» **Task requirements**
Could you give the data below again, exactly and completely?

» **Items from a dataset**
========================================================================

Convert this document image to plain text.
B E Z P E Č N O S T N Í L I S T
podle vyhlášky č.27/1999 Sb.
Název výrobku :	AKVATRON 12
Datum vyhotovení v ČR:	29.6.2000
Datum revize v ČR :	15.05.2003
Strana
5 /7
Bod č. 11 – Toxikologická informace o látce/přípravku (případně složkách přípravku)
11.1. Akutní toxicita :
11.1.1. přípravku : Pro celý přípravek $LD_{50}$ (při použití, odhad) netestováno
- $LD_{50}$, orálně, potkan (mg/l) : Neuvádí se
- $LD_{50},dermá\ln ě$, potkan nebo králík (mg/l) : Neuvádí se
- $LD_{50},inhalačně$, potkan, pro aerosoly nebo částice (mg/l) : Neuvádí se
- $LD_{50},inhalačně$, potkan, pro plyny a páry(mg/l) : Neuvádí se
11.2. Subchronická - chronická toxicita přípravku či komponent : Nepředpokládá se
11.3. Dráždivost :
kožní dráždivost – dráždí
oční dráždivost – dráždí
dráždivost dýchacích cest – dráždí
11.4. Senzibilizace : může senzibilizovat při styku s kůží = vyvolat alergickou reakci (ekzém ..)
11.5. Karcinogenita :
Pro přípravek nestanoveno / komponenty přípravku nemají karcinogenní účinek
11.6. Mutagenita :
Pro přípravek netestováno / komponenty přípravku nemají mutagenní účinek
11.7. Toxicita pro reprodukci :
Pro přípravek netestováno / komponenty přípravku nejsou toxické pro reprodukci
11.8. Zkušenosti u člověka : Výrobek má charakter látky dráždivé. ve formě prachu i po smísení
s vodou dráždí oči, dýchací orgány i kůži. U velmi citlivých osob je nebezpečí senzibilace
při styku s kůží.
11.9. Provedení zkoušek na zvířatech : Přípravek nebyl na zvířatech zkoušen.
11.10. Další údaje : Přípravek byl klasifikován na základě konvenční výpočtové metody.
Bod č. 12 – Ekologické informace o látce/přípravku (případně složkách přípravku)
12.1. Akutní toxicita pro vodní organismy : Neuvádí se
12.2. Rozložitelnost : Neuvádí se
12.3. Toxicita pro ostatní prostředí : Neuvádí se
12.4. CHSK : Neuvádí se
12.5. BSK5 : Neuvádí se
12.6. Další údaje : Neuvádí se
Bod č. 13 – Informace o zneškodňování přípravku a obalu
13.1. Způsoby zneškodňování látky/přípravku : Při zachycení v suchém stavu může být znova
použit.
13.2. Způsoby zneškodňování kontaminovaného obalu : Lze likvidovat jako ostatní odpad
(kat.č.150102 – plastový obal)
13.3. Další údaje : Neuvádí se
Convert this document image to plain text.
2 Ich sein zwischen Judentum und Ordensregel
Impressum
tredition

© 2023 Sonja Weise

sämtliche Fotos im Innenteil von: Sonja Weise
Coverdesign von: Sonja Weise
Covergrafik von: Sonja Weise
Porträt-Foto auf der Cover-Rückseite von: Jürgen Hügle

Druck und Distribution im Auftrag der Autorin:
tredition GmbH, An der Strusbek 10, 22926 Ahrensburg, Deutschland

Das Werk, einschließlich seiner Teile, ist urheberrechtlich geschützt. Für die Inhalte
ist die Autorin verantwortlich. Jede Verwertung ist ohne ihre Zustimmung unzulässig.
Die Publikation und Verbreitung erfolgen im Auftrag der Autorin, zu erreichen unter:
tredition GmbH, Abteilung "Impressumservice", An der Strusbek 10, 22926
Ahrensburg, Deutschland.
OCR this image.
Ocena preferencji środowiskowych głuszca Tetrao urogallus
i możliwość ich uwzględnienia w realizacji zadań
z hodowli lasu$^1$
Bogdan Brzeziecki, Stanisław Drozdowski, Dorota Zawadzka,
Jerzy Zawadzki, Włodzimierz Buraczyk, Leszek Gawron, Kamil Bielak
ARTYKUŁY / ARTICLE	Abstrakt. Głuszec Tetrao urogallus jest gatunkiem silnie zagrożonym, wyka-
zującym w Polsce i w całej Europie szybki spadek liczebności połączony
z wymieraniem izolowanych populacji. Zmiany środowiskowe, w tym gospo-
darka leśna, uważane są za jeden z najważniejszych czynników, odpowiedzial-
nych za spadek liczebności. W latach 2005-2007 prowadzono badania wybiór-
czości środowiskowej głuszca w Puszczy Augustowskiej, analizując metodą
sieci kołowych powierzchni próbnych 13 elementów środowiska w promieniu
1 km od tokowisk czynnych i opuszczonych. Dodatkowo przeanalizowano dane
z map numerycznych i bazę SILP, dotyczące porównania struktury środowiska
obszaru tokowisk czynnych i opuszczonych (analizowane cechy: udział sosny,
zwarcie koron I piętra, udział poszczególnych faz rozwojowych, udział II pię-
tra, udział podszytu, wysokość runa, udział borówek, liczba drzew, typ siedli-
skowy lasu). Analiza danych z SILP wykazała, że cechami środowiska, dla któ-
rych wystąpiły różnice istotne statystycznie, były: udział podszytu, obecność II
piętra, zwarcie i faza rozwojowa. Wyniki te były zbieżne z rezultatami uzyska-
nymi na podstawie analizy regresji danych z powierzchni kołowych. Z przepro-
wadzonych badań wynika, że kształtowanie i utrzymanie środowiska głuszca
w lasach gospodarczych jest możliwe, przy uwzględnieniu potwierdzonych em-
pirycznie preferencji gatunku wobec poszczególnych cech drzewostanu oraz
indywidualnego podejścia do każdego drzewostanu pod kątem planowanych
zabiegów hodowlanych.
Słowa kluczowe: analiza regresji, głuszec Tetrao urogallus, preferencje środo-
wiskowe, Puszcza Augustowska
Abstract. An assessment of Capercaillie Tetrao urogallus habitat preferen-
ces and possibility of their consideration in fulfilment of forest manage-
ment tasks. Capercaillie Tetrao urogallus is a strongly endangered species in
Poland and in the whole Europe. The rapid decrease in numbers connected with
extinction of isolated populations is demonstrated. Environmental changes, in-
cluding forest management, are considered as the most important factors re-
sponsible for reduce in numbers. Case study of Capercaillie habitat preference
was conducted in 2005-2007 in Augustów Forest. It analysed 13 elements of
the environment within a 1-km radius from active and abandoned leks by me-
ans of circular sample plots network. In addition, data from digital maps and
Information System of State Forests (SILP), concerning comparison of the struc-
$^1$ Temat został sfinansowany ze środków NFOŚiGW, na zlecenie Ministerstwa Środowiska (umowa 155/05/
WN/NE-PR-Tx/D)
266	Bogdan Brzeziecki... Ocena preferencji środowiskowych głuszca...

========================================================================

» **Response to this exercise**
Convert this document image to plain text.
B E Z P E Č N O S T N Í L I S T
podle vyhlášky č.27/1999 Sb.
Název výrobku :	AKVATRON 12
Datum vyhotovení v ČR:	29.6.2000
Datum revize v ČR :	15.05.2003
Strana
5 /7
Bod č. 11 – Toxikologická informace o látce/přípravku (případně složkách přípravku)
11.1. Akutní toxicita :
11.1.1. přípravku : Pro celý přípravek $LD_{50}$ (při použití, odhad) netestováno
- $LD_{50}$, orálně, potkan (mg/l) : Neuvádí se
- $LD_{50},dermá\ln ě$, potkan nebo králík (mg/l) : Neuvádí se
- $LD_{50},inhalačně$, potkan, pro aerosoly nebo částice (mg/l) : Neuvádí se
- $LD_{50},inhalačně$, potkan, pro plyny a páry(mg/l) : Neuvádí se
11.2. Subchronická - chronická toxicita přípravku či komponent : Nepředpokládá se
11.3. Dráždivost :
kožní dráždivost – dráždí
oční dráždivost – dráždí
dráždivost dýchacích cest – dráždí
11.4. Senzibilizace : může senzibilizovat při styku s kůží = vyvolat alergickou reakci (ekzém ..)
11.5. Karcinogenita :
Pro přípravek nestanoveno / komponenty přípravku nemají karcinogenní účinek
11.6. Mutagenita :
Pro přípravek netestováno / komponenty přípravku nemají mutagenní účinek
11.7. Toxicita pro reprodukci :
Pro přípravek netestováno / komponenty přípravku nejsou toxické pro reprodukci
11.8. Zkušenosti u člověka : Výrobek má charakter látky dráždivé. ve formě prachu i po smísení
s vodou dráždí oči, dýchací orgány i kůži. U velmi citlivých osob je nebezpečí senzibilace
při styku s kůží.
11.9. Provedení zkoušek na zvířatech : Přípravek nebyl na zvířatech zkoušen.
11.10. Další údaje : Přípravek byl klasifikován na základě konvenční výpočtové metody.
Bod č. 12 – Ekologické informace o látce/přípravku (případně složkách přípravku)
12.1. Akutní toxicita pro vodní organismy : Neuvádí se
12.2. Rozložitelnost : Neuvádí se
12.3. Toxicita pro ostatní prostředí : Neuvádí se
12.4. CHSK : Neuvádí se
12.5. BSK5 : Neuvádí se
12.6. Další údaje : Neuvádí se
Bod č. 13 – Informace o zneškodňování přípravku a obalu
13.1. Způsoby zneškodňování látky/přípravku : Při zachycení v suchém stavu může být znova
použit.
13.2. Způsoby zneškodňování kontaminovaného obalu : Lze likvidovat jako ostatní odpad
(kat.č.150102 – plastový obal)
13.3. Další údaje : Neuvádí se
Convert this document image to plain text.
2 Ich sein zwischen Judentum und Ordensregel
Impressum
tredition

© 2023 Sonja Weise

sämtliche Fotos im Innenteil von: Sonja Weise
Coverdesign von: Sonja Weise
Covergrafik von: Sonja Weise
Porträt-Foto auf der Cover-Rückseite von: Jürgen Hügle

Druck und Distribution im Auftrag der Autorin:
tredition GmbH, An der Strusbek 10, 22926 Ahrensburg, Deutschland

Das Werk, einschließlich seiner Teile, ist urheberrechtlich geschützt. Für die Inhalte
ist die Autorin verantwortlich. Jede Verwertung ist ohne ihre Zustimmung unzulässig.
Die Publikation und Verbreitung erfolgen im Auftrag der Autorin, zu erreichen unter:
tredition GmbH, Abteilung "Impressumservice", An der Strusbek 10, 22926
Ahrensburg, Deutschland.
OCR this image.
Ocena preferencji środowiskowych głuszca Tetrao urogallus
i możliwość ich uwzględnienia w realizacji zadań
z hodowli lasu$^1$
Bogdan Brzeziecki, Stanisław Drozdowski, Dorota Zawadzka,
Jerzy Zawadzki, Włodzimierz Buraczyk, Leszek Gawron, Kamil Bielak
ARTYKUŁY / ARTICLE	Abstrakt. Głuszec Tetrao urogallus jest gatunkiem silnie zagrożonym, wyka-
zującym w Polsce i w całej Europie szybki spadek liczebności połączony
z wymieraniem izolowanych populacji. Zmiany środowiskowe, w tym gospo-
darka leśna, uważane są za jeden z najważniejszych czynników, odpowiedzial-
nych za spadek liczebności. W latach 2005-2007 prowadzono badania wybiór-
czości środowiskowej głuszca w Puszczy Augustowskiej, analizując metodą
sieci kołowych powierzchni próbnych 13 elementów środowiska w promieniu
1 km od tokowisk czynnych i opuszczonych. Dodatkowo przeanalizowano dane
z map numerycznych i bazę SILP, dotyczące porównania struktury środowiska
obszaru tokowisk czynnych i opuszczonych (analizowane cechy: udział sosny,
zwarcie koron I piętra, udział poszczególnych faz rozwojowych, udział II pię-
tra, udział podszytu, wysokość runa, udział borówek, liczba drzew, typ siedli-
skowy lasu). Analiza danych z SILP wykazała, że cechami środowiska, dla któ-
rych wystąpiły różnice istotne statystycznie, były: udział podszytu, obecność II
piętra, zwarcie i faza rozwojowa. Wyniki te były zbieżne z rezultatami uzyska-
nymi na podstawie analizy regresji danych z powierzchni kołowych. Z przepro-
wadzonych badań wynika, że kształtowanie i utrzymanie środowiska głuszca
w lasach gospodarczych jest możliwe, przy uwzględnieniu potwierdzonych em-
pirycznie preferencji gatunku wobec poszczególnych cech drzewostanu oraz
indywidualnego podejścia do każdego drzewostanu pod kątem planowanych
zabiegów hodowlanych.
Słowa kluczowe: analiza regresji, głuszec Tetrao urogallus, preferencje środo-
wiskowe, Puszcza Augustowska
Abstract. An assessment of Capercaillie Tetrao urogallus habitat preferen-
ces and possibility of their consideration in fulfilment of forest manage-
ment tasks. Capercaillie Tetrao urogallus is a strongly endangered species in
Poland and in the whole Europe. The rapid decrease in numbers connected with
extinction of isolated populations is demonstrated. Environmental changes, in-
cluding forest management, are considered as the most important factors re-
sponsible for reduce in numbers. Case study of Capercaillie habitat preference
was conducted in 2005-2007 in Augustów Forest. It analysed 13 elements of
the environment within a 1-km radius from active and abandoned leks by me-
ans of circular sample plots network. In addition, data from digital maps and
Information System of State Forests (SILP), concerning comparison of the struc-
$^1$ Temat został sfinansowany ze środków NFOŚiGW, na zlecenie Ministerstwa Środowiska (umowa 155/05/
WN/NE-PR-Tx/D)
266	Bogdan Brzeziecki... Ocena preferencji środowiskowych głuszca...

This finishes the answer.